* SET TASK *
Across the entries below, how many lines contain the word "Capacity"? Give the number alone.

* EXCERPTED RECORDS *

--

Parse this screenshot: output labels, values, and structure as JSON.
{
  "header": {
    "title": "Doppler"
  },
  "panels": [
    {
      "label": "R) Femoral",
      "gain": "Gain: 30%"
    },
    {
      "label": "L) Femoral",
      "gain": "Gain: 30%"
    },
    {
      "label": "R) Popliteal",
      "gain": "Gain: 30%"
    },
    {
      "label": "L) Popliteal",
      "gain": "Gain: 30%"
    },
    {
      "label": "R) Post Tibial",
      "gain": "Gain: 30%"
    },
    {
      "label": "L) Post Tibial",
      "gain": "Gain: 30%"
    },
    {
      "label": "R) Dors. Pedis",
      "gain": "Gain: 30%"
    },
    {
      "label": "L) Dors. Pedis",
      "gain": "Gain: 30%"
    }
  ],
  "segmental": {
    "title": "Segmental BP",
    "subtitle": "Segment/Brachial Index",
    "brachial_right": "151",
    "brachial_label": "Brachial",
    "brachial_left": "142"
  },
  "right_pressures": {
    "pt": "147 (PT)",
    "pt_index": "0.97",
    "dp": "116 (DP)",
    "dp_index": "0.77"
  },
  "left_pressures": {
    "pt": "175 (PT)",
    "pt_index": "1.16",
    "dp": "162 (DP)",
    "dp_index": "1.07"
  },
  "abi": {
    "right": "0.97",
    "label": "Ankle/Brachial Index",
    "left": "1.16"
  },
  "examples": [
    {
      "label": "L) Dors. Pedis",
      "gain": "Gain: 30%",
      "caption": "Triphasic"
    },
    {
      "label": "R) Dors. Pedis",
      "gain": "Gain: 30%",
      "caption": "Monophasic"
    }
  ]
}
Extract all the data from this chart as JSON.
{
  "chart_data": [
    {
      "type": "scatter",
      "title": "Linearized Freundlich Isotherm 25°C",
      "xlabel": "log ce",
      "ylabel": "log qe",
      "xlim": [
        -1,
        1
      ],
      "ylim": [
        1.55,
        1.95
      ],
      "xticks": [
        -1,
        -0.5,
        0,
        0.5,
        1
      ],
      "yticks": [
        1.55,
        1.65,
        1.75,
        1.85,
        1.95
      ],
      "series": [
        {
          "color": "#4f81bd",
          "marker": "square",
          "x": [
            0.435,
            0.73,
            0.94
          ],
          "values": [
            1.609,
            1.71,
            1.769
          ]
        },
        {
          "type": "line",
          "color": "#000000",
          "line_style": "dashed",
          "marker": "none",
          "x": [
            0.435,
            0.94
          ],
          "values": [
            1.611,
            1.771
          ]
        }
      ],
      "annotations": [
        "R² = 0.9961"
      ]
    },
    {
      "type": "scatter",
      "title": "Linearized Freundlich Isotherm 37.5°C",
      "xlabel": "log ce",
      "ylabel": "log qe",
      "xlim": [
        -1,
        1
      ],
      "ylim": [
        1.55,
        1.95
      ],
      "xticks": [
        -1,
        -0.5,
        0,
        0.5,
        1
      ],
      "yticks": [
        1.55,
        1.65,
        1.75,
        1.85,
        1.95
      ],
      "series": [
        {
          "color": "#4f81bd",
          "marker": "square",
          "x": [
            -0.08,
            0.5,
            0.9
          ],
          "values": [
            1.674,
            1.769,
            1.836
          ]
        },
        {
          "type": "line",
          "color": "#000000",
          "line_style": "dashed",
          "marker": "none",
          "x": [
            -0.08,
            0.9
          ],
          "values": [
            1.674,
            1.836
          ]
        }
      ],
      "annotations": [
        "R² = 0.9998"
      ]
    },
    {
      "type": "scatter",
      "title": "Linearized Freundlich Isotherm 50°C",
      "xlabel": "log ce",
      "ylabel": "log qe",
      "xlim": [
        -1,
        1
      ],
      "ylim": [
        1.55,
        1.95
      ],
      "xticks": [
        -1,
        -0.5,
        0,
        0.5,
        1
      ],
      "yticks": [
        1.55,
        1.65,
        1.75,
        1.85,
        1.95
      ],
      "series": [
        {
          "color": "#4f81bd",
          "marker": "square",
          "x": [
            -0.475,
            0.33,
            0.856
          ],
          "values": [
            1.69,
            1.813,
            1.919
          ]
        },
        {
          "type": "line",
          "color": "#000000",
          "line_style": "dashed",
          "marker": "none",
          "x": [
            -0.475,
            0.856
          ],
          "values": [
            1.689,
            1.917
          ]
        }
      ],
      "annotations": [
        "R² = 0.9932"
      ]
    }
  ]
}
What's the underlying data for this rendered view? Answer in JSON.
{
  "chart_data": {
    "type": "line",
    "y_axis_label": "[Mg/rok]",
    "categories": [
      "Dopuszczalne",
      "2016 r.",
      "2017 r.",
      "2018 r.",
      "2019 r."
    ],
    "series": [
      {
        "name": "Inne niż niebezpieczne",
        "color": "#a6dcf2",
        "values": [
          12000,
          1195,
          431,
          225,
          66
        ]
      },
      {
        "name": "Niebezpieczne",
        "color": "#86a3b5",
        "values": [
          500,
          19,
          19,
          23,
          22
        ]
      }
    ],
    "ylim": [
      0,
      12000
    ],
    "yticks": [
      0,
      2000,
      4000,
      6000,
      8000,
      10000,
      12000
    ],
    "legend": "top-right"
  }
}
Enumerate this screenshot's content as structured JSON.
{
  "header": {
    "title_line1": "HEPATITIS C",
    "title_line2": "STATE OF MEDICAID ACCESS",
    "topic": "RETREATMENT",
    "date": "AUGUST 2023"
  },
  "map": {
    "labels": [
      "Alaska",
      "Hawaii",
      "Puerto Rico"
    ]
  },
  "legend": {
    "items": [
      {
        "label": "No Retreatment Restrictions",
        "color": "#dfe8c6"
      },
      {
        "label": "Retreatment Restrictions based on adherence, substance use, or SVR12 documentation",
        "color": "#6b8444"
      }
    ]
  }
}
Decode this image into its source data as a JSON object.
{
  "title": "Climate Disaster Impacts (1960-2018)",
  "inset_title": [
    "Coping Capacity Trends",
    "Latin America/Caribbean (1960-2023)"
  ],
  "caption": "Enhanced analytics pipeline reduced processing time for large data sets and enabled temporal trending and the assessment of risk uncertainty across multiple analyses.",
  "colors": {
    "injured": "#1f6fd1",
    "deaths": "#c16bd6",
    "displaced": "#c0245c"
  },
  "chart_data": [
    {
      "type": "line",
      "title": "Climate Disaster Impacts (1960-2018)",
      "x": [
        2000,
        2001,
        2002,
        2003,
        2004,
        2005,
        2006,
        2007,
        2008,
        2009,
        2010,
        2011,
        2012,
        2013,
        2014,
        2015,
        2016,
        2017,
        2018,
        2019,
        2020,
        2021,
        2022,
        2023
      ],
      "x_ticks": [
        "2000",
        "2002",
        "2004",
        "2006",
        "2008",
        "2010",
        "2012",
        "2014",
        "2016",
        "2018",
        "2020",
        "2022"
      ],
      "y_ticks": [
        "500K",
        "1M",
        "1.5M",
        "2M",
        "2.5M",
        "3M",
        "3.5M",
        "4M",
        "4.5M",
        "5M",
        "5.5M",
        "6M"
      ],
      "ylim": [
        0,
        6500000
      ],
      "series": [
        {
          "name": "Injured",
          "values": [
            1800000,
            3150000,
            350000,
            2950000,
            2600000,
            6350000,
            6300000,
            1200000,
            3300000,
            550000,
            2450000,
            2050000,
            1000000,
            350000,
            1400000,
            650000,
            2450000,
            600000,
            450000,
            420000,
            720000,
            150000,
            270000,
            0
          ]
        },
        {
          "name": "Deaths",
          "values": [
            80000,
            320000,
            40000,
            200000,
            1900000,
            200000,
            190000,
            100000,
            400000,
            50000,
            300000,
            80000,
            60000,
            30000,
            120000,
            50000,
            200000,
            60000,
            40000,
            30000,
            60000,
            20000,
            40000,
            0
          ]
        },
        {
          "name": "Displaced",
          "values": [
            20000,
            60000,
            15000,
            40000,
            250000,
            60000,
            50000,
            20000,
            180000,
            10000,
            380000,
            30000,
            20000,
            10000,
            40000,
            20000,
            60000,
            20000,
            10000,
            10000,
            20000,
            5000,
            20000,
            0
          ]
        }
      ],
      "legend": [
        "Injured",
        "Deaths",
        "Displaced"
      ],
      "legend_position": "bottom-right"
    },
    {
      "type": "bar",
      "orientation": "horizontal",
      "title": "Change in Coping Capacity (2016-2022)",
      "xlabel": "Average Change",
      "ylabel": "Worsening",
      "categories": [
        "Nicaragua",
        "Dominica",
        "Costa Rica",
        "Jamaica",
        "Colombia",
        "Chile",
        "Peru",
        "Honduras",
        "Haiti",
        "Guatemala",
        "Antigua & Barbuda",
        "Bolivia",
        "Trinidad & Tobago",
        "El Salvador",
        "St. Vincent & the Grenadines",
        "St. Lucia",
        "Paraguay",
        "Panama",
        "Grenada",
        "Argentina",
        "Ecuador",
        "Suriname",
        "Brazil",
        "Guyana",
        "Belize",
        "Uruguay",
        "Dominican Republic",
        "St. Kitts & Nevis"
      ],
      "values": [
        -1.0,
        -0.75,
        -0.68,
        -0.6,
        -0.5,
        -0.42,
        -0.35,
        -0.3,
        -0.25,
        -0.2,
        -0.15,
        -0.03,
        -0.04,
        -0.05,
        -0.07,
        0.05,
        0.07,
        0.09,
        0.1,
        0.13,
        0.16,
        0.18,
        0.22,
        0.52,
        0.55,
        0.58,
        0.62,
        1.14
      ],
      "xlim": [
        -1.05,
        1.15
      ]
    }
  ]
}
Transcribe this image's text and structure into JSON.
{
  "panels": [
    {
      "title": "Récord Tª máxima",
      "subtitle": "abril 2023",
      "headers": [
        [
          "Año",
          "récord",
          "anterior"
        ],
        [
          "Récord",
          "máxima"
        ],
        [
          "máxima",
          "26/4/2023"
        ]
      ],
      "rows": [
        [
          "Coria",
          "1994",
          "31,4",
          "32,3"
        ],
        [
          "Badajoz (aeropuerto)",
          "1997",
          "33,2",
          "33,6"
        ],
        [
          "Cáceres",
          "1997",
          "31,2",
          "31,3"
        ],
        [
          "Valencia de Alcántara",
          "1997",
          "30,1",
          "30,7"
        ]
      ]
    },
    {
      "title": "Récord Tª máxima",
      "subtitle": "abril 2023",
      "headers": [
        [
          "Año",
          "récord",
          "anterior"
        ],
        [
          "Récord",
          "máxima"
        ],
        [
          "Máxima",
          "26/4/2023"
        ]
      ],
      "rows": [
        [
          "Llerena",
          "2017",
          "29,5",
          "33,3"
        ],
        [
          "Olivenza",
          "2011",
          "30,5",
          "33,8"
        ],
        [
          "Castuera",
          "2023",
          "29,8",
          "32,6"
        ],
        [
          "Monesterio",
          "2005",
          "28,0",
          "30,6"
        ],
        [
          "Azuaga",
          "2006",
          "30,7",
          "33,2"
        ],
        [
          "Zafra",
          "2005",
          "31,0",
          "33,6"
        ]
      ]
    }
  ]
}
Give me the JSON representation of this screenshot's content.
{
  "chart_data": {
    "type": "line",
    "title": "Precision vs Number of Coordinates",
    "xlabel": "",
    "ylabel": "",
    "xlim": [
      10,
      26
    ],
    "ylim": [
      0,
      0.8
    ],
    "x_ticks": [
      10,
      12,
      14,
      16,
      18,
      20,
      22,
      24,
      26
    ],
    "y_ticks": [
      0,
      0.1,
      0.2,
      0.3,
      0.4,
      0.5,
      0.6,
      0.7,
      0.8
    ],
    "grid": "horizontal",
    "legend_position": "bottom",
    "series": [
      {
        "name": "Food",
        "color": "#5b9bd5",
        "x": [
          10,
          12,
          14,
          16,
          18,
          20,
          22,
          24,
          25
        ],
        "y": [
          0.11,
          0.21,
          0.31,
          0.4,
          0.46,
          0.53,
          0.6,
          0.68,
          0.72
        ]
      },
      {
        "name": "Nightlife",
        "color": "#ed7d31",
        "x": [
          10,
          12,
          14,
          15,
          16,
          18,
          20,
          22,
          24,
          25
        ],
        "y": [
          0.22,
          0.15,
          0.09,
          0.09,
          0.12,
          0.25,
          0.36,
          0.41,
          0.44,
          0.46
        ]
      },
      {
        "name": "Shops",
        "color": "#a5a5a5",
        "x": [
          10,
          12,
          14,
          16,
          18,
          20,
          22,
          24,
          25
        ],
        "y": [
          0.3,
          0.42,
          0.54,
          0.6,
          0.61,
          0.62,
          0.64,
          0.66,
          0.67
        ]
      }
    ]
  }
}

--

* SOLUTION TO THIS TASK *
2